> [GIVEN INFORMATION]:
******************************

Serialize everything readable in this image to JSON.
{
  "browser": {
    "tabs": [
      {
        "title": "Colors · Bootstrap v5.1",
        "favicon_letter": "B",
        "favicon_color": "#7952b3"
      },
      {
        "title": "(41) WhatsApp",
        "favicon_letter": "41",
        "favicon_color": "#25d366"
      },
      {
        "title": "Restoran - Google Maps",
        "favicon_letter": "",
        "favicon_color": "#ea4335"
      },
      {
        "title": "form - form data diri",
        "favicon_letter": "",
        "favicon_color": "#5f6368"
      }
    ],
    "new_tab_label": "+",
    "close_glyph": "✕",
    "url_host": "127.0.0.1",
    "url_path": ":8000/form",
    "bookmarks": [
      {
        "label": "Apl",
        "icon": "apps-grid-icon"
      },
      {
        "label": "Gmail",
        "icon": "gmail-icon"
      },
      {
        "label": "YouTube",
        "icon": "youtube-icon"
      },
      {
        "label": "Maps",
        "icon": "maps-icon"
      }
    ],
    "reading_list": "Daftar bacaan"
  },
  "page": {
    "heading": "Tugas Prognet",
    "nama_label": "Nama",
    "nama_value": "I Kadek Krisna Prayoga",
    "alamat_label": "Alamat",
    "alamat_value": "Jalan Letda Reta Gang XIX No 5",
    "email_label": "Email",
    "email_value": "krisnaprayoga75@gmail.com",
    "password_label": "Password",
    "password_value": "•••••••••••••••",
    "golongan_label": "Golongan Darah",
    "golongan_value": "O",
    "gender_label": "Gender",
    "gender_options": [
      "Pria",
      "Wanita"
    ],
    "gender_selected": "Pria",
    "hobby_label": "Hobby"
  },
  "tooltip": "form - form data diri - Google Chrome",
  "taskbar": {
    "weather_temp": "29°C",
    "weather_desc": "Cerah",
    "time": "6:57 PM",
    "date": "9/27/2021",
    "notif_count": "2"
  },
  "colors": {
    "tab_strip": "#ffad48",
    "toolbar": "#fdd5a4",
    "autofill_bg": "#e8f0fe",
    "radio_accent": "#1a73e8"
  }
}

******************************

> [EXERCISE DIRECTIONS]: Repeat every line of the material exactly as given.

> [CORRECT RESPONSE]:
Serialize everything readable in this image to JSON.
{
  "browser": {
    "tabs": [
      {
        "title": "Colors · Bootstrap v5.1",
        "favicon_letter": "B",
        "favicon_color": "#7952b3"
      },
      {
        "title": "(41) WhatsApp",
        "favicon_letter": "41",
        "favicon_color": "#25d366"
      },
      {
        "title": "Restoran - Google Maps",
        "favicon_letter": "",
        "favicon_color": "#ea4335"
      },
      {
        "title": "form - form data diri",
        "favicon_letter": "",
        "favicon_color": "#5f6368"
      }
    ],
    "new_tab_label": "+",
    "close_glyph": "✕",
    "url_host": "127.0.0.1",
    "url_path": ":8000/form",
    "bookmarks": [
      {
        "label": "Apl",
        "icon": "apps-grid-icon"
      },
      {
        "label": "Gmail",
        "icon": "gmail-icon"
      },
      {
        "label": "YouTube",
        "icon": "youtube-icon"
      },
      {
        "label": "Maps",
        "icon": "maps-icon"
      }
    ],
    "reading_list": "Daftar bacaan"
  },
  "page": {
    "heading": "Tugas Prognet",
    "nama_label": "Nama",
    "nama_value": "I Kadek Krisna Prayoga",
    "alamat_label": "Alamat",
    "alamat_value": "Jalan Letda Reta Gang XIX No 5",
    "email_label": "Email",
    "email_value": "krisnaprayoga75@gmail.com",
    "password_label": "Password",
    "password_value": "•••••••••••••••",
    "golongan_label": "Golongan Darah",
    "golongan_value": "O",
    "gender_label": "Gender",
    "gender_options": [
      "Pria",
      "Wanita"
    ],
    "gender_selected": "Pria",
    "hobby_label": "Hobby"
  },
  "tooltip": "form - form data diri - Google Chrome",
  "taskbar": {
    "weather_temp": "29°C",
    "weather_desc": "Cerah",
    "time": "6:57 PM",
    "date": "9/27/2021",
    "notif_count": "2"
  },
  "colors": {
    "tab_strip": "#ffad48",
    "toolbar": "#fdd5a4",
    "autofill_bg": "#e8f0fe",
    "radio_accent": "#1a73e8"
  }
}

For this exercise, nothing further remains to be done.